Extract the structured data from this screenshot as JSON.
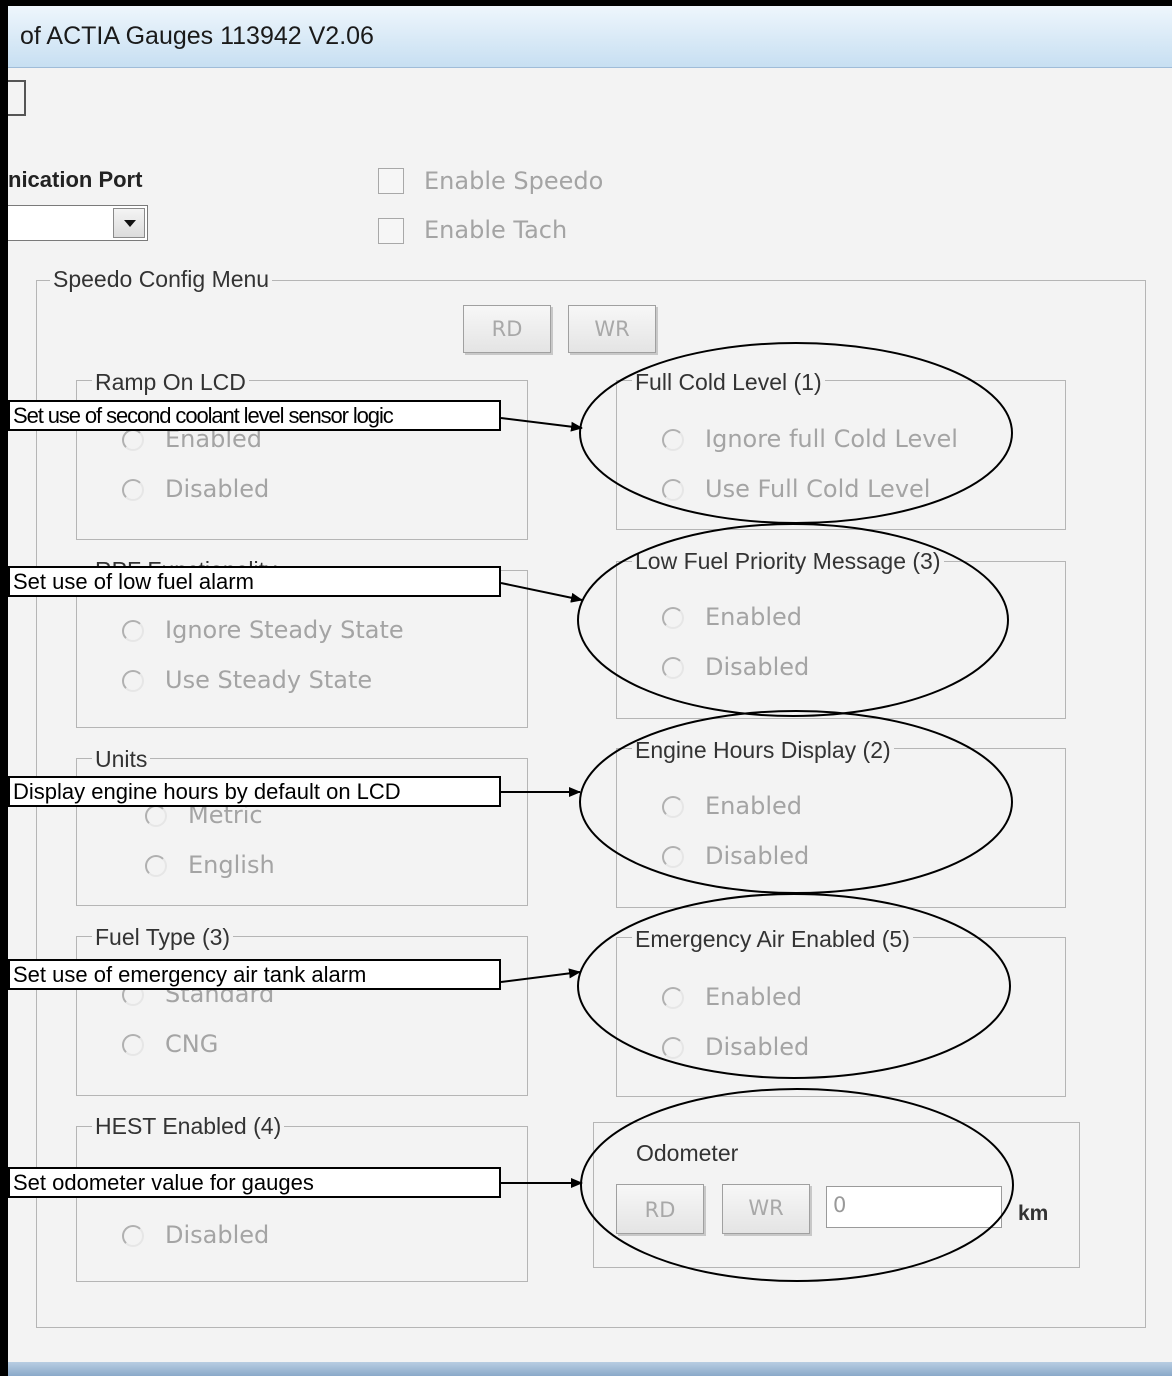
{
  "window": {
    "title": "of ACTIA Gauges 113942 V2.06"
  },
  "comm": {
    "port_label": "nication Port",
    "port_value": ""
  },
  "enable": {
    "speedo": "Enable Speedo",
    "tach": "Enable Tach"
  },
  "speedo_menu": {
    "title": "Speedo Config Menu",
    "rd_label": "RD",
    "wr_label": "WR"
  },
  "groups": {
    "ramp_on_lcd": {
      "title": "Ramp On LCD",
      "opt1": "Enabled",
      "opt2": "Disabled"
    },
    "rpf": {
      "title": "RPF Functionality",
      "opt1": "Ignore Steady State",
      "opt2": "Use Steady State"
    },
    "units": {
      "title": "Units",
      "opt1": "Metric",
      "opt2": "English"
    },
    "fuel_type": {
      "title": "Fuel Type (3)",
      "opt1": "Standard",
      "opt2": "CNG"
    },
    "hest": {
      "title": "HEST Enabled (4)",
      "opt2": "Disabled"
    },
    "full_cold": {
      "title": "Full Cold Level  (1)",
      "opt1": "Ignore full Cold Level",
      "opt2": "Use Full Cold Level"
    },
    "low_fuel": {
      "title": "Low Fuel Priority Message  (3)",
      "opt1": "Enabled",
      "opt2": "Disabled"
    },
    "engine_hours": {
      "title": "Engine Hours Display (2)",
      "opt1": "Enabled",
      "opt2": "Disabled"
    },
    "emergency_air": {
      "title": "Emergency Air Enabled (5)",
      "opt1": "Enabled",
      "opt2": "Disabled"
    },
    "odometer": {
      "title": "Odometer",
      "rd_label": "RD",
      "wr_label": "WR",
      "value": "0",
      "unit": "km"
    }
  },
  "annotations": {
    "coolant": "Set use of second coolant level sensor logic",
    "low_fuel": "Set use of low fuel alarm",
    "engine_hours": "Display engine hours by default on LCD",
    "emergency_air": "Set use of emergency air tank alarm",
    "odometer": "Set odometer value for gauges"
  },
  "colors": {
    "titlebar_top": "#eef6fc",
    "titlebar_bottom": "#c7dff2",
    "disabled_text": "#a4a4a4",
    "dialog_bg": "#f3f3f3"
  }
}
▬▬▬▬▬▬▬▬▬▬
• [PROMPT]: Return each line exactly as written. Any picture gets left out.

• [ANSWER IN FULL]:
Extract the structured data from this screenshot as JSON.
{
  "window": {
    "title": "of ACTIA Gauges 113942 V2.06"
  },
  "comm": {
    "port_label": "nication Port",
    "port_value": ""
  },
  "enable": {
    "speedo": "Enable Speedo",
    "tach": "Enable Tach"
  },
  "speedo_menu": {
    "title": "Speedo Config Menu",
    "rd_label": "RD",
    "wr_label": "WR"
  },
  "groups": {
    "ramp_on_lcd": {
      "title": "Ramp On LCD",
      "opt1": "Enabled",
      "opt2": "Disabled"
    },
    "rpf": {
      "title": "RPF Functionality",
      "opt1": "Ignore Steady State",
      "opt2": "Use Steady State"
    },
    "units": {
      "title": "Units",
      "opt1": "Metric",
      "opt2": "English"
    },
    "fuel_type": {
      "title": "Fuel Type (3)",
      "opt1": "Standard",
      "opt2": "CNG"
    },
    "hest": {
      "title": "HEST Enabled (4)",
      "opt2": "Disabled"
    },
    "full_cold": {
      "title": "Full Cold Level  (1)",
      "opt1": "Ignore full Cold Level",
      "opt2": "Use Full Cold Level"
    },
    "low_fuel": {
      "title": "Low Fuel Priority Message  (3)",
      "opt1": "Enabled",
      "opt2": "Disabled"
    },
    "engine_hours": {
      "title": "Engine Hours Display (2)",
      "opt1": "Enabled",
      "opt2": "Disabled"
    },
    "emergency_air": {
      "title": "Emergency Air Enabled (5)",
      "opt1": "Enabled",
      "opt2": "Disabled"
    },
    "odometer": {
      "title": "Odometer",
      "rd_label": "RD",
      "wr_label": "WR",
      "value": "0",
      "unit": "km"
    }
  },
  "annotations": {
    "coolant": "Set use of second coolant level sensor logic",
    "low_fuel": "Set use of low fuel alarm",
    "engine_hours": "Display engine hours by default on LCD",
    "emergency_air": "Set use of emergency air tank alarm",
    "odometer": "Set odometer value for gauges"
  },
  "colors": {
    "titlebar_top": "#eef6fc",
    "titlebar_bottom": "#c7dff2",
    "disabled_text": "#a4a4a4",
    "dialog_bg": "#f3f3f3"
  }
}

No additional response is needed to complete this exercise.